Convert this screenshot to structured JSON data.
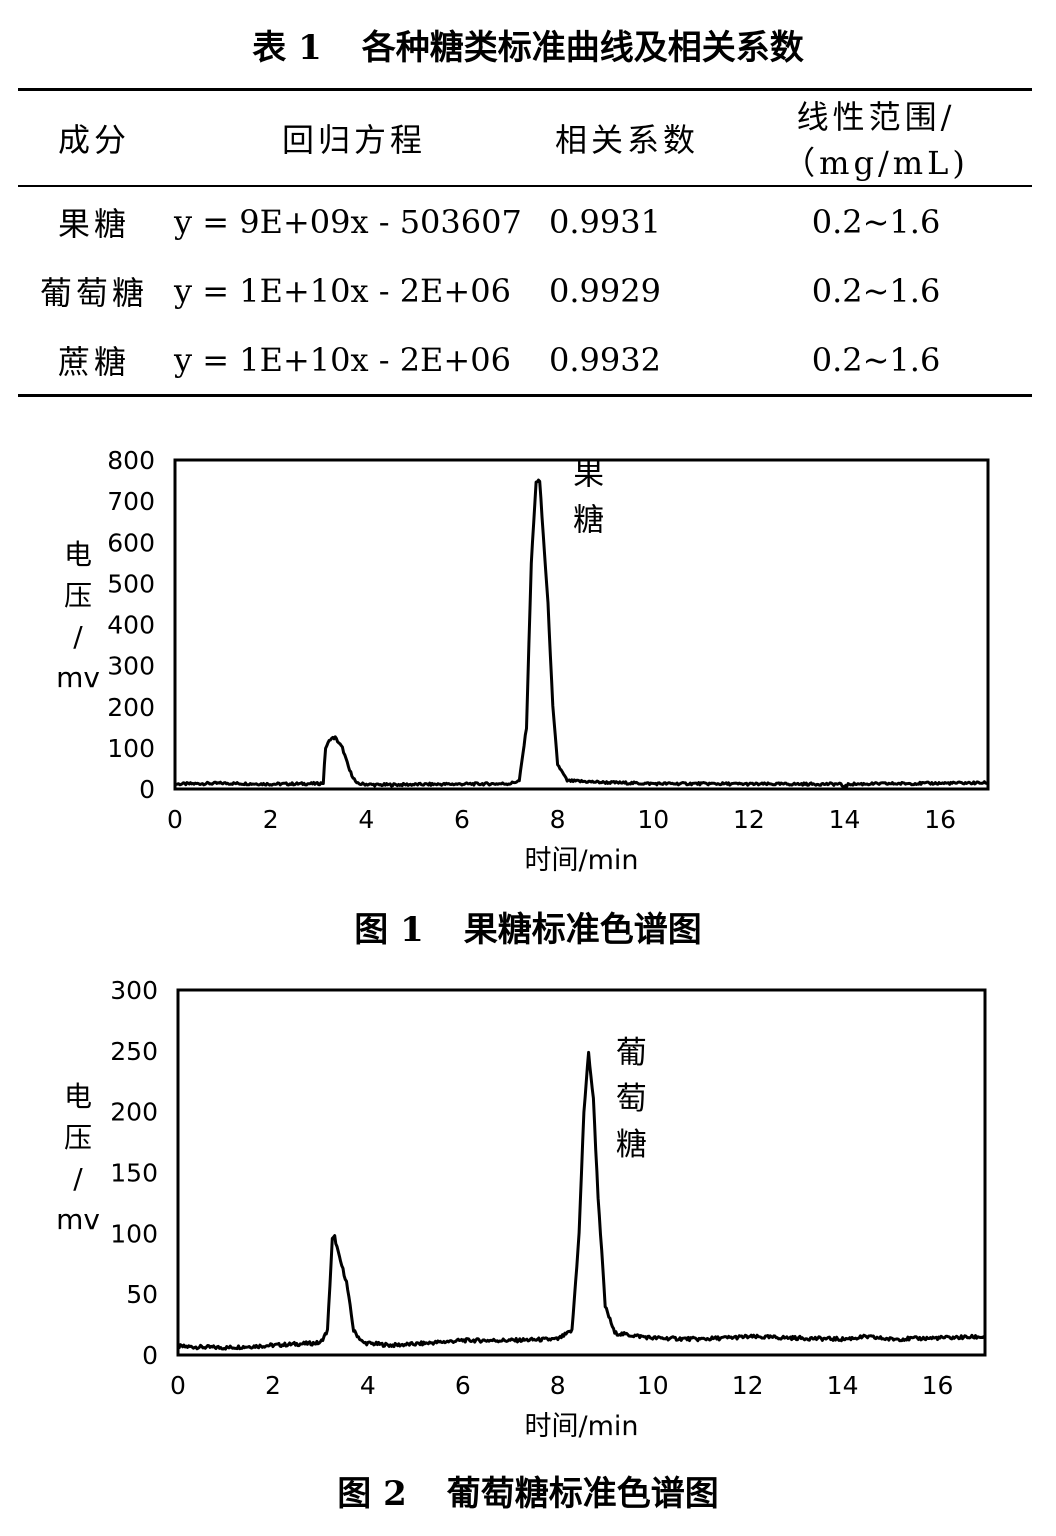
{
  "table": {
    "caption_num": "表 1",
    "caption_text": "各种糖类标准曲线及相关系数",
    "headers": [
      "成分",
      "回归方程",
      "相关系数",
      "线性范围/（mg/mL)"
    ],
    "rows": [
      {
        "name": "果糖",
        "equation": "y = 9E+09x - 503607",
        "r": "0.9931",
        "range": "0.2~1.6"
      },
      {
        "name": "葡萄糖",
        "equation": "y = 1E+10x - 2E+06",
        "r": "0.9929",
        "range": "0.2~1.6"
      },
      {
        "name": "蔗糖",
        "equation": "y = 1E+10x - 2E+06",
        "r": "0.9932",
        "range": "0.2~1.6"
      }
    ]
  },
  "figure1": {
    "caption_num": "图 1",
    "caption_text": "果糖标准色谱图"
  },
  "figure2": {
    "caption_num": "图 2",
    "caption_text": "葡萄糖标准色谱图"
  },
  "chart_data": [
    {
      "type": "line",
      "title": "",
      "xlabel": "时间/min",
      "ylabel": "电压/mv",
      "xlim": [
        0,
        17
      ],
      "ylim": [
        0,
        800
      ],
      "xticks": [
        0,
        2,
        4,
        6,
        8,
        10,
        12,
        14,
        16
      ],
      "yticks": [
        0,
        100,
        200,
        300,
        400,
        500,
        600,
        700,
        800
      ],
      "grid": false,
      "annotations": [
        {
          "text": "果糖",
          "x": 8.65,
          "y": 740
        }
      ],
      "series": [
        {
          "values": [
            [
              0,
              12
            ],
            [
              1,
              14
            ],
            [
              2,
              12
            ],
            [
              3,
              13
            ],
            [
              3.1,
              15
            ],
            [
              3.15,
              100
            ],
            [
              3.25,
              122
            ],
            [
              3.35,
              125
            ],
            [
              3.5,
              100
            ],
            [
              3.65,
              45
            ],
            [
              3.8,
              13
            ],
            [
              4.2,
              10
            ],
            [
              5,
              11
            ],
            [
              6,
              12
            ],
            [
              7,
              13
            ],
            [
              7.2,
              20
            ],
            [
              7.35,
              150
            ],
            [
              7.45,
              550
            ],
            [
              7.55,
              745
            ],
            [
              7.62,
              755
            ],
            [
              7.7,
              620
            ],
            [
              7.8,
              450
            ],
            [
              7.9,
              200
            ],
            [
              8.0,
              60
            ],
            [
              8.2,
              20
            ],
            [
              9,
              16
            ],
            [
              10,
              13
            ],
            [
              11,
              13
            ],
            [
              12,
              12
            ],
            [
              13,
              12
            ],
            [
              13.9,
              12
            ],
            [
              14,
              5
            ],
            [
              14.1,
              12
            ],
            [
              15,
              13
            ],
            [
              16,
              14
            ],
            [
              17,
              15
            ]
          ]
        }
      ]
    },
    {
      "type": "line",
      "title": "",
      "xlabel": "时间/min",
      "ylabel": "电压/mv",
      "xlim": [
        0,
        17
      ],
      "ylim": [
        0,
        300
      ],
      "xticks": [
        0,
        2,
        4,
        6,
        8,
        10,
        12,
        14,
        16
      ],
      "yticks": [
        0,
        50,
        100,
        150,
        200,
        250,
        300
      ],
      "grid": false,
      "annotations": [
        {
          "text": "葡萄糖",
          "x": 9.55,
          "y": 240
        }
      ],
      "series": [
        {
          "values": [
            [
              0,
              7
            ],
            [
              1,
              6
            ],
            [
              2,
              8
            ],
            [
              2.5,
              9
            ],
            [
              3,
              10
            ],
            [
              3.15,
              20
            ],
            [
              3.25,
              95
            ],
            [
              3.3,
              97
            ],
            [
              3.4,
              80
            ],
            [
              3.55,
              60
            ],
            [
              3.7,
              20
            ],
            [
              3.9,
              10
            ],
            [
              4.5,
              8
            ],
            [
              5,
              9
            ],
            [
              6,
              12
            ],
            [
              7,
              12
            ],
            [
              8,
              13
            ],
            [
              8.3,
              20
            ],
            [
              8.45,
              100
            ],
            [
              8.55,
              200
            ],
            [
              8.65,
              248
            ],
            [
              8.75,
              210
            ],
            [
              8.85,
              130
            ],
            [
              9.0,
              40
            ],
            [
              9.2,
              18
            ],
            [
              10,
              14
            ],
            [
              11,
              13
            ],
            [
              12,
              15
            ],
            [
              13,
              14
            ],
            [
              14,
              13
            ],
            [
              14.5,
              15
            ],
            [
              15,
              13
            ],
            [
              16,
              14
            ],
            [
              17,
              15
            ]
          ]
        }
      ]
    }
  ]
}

§ **DO THIS**: Every line above should be returned exactly; the pictures stay out.

§ **RESPONSE BELOW**:
Convert this screenshot to structured JSON data.
{
  "table": {
    "caption_num": "表 1",
    "caption_text": "各种糖类标准曲线及相关系数",
    "headers": [
      "成分",
      "回归方程",
      "相关系数",
      "线性范围/（mg/mL)"
    ],
    "rows": [
      {
        "name": "果糖",
        "equation": "y = 9E+09x - 503607",
        "r": "0.9931",
        "range": "0.2~1.6"
      },
      {
        "name": "葡萄糖",
        "equation": "y = 1E+10x - 2E+06",
        "r": "0.9929",
        "range": "0.2~1.6"
      },
      {
        "name": "蔗糖",
        "equation": "y = 1E+10x - 2E+06",
        "r": "0.9932",
        "range": "0.2~1.6"
      }
    ]
  },
  "figure1": {
    "caption_num": "图 1",
    "caption_text": "果糖标准色谱图"
  },
  "figure2": {
    "caption_num": "图 2",
    "caption_text": "葡萄糖标准色谱图"
  },
  "chart_data": [
    {
      "type": "line",
      "title": "",
      "xlabel": "时间/min",
      "ylabel": "电压/mv",
      "xlim": [
        0,
        17
      ],
      "ylim": [
        0,
        800
      ],
      "xticks": [
        0,
        2,
        4,
        6,
        8,
        10,
        12,
        14,
        16
      ],
      "yticks": [
        0,
        100,
        200,
        300,
        400,
        500,
        600,
        700,
        800
      ],
      "grid": false,
      "annotations": [
        {
          "text": "果糖",
          "x": 8.65,
          "y": 740
        }
      ],
      "series": [
        {
          "values": [
            [
              0,
              12
            ],
            [
              1,
              14
            ],
            [
              2,
              12
            ],
            [
              3,
              13
            ],
            [
              3.1,
              15
            ],
            [
              3.15,
              100
            ],
            [
              3.25,
              122
            ],
            [
              3.35,
              125
            ],
            [
              3.5,
              100
            ],
            [
              3.65,
              45
            ],
            [
              3.8,
              13
            ],
            [
              4.2,
              10
            ],
            [
              5,
              11
            ],
            [
              6,
              12
            ],
            [
              7,
              13
            ],
            [
              7.2,
              20
            ],
            [
              7.35,
              150
            ],
            [
              7.45,
              550
            ],
            [
              7.55,
              745
            ],
            [
              7.62,
              755
            ],
            [
              7.7,
              620
            ],
            [
              7.8,
              450
            ],
            [
              7.9,
              200
            ],
            [
              8.0,
              60
            ],
            [
              8.2,
              20
            ],
            [
              9,
              16
            ],
            [
              10,
              13
            ],
            [
              11,
              13
            ],
            [
              12,
              12
            ],
            [
              13,
              12
            ],
            [
              13.9,
              12
            ],
            [
              14,
              5
            ],
            [
              14.1,
              12
            ],
            [
              15,
              13
            ],
            [
              16,
              14
            ],
            [
              17,
              15
            ]
          ]
        }
      ]
    },
    {
      "type": "line",
      "title": "",
      "xlabel": "时间/min",
      "ylabel": "电压/mv",
      "xlim": [
        0,
        17
      ],
      "ylim": [
        0,
        300
      ],
      "xticks": [
        0,
        2,
        4,
        6,
        8,
        10,
        12,
        14,
        16
      ],
      "yticks": [
        0,
        50,
        100,
        150,
        200,
        250,
        300
      ],
      "grid": false,
      "annotations": [
        {
          "text": "葡萄糖",
          "x": 9.55,
          "y": 240
        }
      ],
      "series": [
        {
          "values": [
            [
              0,
              7
            ],
            [
              1,
              6
            ],
            [
              2,
              8
            ],
            [
              2.5,
              9
            ],
            [
              3,
              10
            ],
            [
              3.15,
              20
            ],
            [
              3.25,
              95
            ],
            [
              3.3,
              97
            ],
            [
              3.4,
              80
            ],
            [
              3.55,
              60
            ],
            [
              3.7,
              20
            ],
            [
              3.9,
              10
            ],
            [
              4.5,
              8
            ],
            [
              5,
              9
            ],
            [
              6,
              12
            ],
            [
              7,
              12
            ],
            [
              8,
              13
            ],
            [
              8.3,
              20
            ],
            [
              8.45,
              100
            ],
            [
              8.55,
              200
            ],
            [
              8.65,
              248
            ],
            [
              8.75,
              210
            ],
            [
              8.85,
              130
            ],
            [
              9.0,
              40
            ],
            [
              9.2,
              18
            ],
            [
              10,
              14
            ],
            [
              11,
              13
            ],
            [
              12,
              15
            ],
            [
              13,
              14
            ],
            [
              14,
              13
            ],
            [
              14.5,
              15
            ],
            [
              15,
              13
            ],
            [
              16,
              14
            ],
            [
              17,
              15
            ]
          ]
        }
      ]
    }
  ]
}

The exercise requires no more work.